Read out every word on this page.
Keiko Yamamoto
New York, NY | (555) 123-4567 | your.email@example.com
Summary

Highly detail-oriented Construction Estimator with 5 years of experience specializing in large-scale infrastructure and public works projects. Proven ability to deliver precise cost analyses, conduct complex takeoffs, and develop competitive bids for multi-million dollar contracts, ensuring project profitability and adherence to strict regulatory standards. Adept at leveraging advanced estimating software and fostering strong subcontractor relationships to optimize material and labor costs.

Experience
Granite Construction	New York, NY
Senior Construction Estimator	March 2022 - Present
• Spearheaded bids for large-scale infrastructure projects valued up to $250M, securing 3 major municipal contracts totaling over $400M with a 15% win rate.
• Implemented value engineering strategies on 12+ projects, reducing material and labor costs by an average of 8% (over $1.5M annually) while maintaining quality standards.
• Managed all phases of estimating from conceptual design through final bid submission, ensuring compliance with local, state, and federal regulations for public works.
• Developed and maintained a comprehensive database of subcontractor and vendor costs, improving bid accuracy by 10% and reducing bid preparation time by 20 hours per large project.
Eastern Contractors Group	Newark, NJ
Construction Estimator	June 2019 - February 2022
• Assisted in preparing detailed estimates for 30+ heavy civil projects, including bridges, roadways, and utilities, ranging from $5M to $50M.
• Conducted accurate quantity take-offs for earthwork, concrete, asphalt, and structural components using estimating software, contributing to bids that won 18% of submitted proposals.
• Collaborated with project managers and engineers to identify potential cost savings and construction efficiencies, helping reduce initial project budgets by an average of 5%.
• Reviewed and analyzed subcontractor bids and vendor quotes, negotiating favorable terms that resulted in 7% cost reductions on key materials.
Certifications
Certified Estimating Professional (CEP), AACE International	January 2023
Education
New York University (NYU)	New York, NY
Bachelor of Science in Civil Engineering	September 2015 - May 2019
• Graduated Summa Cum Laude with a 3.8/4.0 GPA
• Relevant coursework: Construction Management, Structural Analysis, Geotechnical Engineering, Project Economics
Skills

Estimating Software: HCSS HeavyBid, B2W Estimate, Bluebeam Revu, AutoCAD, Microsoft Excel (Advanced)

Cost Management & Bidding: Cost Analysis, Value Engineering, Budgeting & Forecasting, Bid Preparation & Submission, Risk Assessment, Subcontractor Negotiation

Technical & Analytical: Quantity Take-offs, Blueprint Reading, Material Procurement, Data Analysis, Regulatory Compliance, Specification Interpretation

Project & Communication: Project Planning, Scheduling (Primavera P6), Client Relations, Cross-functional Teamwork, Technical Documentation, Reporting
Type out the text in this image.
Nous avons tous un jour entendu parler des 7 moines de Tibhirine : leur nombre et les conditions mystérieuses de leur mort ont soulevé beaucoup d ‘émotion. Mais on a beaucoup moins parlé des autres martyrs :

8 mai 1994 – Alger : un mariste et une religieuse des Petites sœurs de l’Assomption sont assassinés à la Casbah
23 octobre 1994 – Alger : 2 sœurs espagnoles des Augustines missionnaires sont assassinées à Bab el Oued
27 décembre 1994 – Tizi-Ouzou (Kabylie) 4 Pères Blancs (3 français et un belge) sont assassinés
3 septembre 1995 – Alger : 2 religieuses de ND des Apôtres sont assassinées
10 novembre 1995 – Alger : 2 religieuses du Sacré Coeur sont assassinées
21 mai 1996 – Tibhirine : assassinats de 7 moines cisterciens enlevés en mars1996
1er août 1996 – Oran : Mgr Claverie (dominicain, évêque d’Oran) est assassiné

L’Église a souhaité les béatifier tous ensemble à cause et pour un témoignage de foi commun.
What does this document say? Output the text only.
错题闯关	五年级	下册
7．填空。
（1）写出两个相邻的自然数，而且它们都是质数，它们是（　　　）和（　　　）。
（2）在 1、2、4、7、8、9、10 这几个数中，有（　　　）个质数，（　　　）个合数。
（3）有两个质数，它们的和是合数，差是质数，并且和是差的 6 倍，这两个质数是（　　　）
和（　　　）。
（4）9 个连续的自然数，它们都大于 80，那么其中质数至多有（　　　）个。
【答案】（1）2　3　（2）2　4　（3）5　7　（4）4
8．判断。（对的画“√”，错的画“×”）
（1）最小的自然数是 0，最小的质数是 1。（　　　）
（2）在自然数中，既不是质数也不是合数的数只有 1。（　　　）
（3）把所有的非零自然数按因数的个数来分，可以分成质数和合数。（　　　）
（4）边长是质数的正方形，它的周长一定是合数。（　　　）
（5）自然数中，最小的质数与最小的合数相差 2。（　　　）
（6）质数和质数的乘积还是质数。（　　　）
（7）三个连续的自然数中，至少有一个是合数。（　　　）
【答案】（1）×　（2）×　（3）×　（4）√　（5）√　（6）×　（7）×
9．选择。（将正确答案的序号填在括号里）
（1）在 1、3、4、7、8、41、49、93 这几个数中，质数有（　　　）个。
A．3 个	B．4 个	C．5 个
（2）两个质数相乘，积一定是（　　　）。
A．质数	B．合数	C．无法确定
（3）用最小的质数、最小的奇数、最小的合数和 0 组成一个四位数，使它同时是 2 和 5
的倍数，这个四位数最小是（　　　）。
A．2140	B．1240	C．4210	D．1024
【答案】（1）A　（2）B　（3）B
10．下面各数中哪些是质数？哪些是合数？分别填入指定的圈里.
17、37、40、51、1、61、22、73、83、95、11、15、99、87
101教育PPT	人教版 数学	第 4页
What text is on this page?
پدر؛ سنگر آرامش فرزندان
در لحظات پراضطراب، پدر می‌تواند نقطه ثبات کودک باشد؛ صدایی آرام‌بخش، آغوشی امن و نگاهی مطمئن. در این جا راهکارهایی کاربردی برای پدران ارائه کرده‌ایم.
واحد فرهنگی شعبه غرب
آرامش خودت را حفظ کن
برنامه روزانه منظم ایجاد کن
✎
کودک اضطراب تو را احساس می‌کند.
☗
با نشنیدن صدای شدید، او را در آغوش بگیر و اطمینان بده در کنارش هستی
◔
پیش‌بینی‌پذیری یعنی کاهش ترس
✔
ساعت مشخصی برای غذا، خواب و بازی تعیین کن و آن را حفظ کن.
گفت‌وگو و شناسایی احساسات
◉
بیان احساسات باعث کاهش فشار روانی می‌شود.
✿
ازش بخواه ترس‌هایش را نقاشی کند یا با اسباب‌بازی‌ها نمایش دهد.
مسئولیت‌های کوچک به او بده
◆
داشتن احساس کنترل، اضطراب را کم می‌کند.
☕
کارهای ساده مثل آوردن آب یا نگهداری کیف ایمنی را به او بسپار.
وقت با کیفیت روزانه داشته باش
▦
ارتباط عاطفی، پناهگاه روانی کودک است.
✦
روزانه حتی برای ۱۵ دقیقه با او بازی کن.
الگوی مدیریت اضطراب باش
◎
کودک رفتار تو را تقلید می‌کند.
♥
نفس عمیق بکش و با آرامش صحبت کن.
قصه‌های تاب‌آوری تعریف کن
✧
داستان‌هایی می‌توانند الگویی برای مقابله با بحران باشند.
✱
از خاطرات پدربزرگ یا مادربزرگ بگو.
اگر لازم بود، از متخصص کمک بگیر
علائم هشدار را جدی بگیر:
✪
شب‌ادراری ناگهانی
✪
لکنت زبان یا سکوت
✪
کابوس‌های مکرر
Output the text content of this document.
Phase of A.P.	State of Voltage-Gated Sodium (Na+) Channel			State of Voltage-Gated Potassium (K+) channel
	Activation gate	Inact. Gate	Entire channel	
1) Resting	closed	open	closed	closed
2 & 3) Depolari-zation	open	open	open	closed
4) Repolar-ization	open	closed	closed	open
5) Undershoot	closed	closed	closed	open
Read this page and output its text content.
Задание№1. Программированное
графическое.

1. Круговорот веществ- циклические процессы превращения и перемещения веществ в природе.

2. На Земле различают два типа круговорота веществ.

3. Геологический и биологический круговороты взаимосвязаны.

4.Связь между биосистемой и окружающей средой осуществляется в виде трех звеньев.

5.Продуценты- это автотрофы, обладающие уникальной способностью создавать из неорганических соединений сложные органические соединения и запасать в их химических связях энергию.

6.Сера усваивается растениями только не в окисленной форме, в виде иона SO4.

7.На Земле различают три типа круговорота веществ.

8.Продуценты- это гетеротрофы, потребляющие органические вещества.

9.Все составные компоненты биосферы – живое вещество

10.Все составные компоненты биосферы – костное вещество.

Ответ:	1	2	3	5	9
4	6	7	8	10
——————
### Your instructions
With the line containing "Read this page and output its text content." as the first and the last line of the records as the final one, print exactly the lines in that span.

### Final result
Read this page and output its text content.
Задание№1. Программированное
графическое.

1. Круговорот веществ- циклические процессы превращения и перемещения веществ в природе.

2. На Земле различают два типа круговорота веществ.

3. Геологический и биологический круговороты взаимосвязаны.

4.Связь между биосистемой и окружающей средой осуществляется в виде трех звеньев.

5.Продуценты- это автотрофы, обладающие уникальной способностью создавать из неорганических соединений сложные органические соединения и запасать в их химических связях энергию.

6.Сера усваивается растениями только не в окисленной форме, в виде иона SO4.

7.На Земле различают три типа круговорота веществ.

8.Продуценты- это гетеротрофы, потребляющие органические вещества.

9.Все составные компоненты биосферы – живое вещество

10.Все составные компоненты биосферы – костное вещество.

Ответ:	1	2	3	5	9
4	6	7	8	10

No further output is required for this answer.